### Request:
Print the data exactly, leaving nothing out.

### Recorded data:
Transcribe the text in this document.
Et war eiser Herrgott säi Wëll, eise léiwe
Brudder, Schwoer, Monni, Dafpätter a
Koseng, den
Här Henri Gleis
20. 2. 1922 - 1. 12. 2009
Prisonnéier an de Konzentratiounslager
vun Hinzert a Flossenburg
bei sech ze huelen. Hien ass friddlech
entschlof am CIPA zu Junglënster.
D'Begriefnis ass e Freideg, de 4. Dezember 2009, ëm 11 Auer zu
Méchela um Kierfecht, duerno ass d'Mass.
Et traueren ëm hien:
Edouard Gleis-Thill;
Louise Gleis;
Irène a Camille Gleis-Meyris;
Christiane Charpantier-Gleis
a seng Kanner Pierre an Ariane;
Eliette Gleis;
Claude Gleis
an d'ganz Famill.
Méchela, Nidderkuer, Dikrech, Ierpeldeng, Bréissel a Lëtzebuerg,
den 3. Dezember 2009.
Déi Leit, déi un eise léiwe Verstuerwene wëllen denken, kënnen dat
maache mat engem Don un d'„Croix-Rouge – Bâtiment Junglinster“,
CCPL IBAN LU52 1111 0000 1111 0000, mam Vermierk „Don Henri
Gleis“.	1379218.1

### Solution below:
Transcribe the text in this document.
Et war eiser Herrgott säi Wëll, eise léiwe
Brudder, Schwoer, Monni, Dafpätter a
Koseng, den
Här Henri Gleis
20. 2. 1922 - 1. 12. 2009
Prisonnéier an de Konzentratiounslager
vun Hinzert a Flossenburg
bei sech ze huelen. Hien ass friddlech
entschlof am CIPA zu Junglënster.
D'Begriefnis ass e Freideg, de 4. Dezember 2009, ëm 11 Auer zu
Méchela um Kierfecht, duerno ass d'Mass.
Et traueren ëm hien:
Edouard Gleis-Thill;
Louise Gleis;
Irène a Camille Gleis-Meyris;
Christiane Charpantier-Gleis
a seng Kanner Pierre an Ariane;
Eliette Gleis;
Claude Gleis
an d'ganz Famill.
Méchela, Nidderkuer, Dikrech, Ierpeldeng, Bréissel a Lëtzebuerg,
den 3. Dezember 2009.
Déi Leit, déi un eise léiwe Verstuerwene wëllen denken, kënnen dat
maache mat engem Don un d'„Croix-Rouge – Bâtiment Junglinster“,
CCPL IBAN LU52 1111 0000 1111 0000, mam Vermierk „Don Henri
Gleis“.	1379218.1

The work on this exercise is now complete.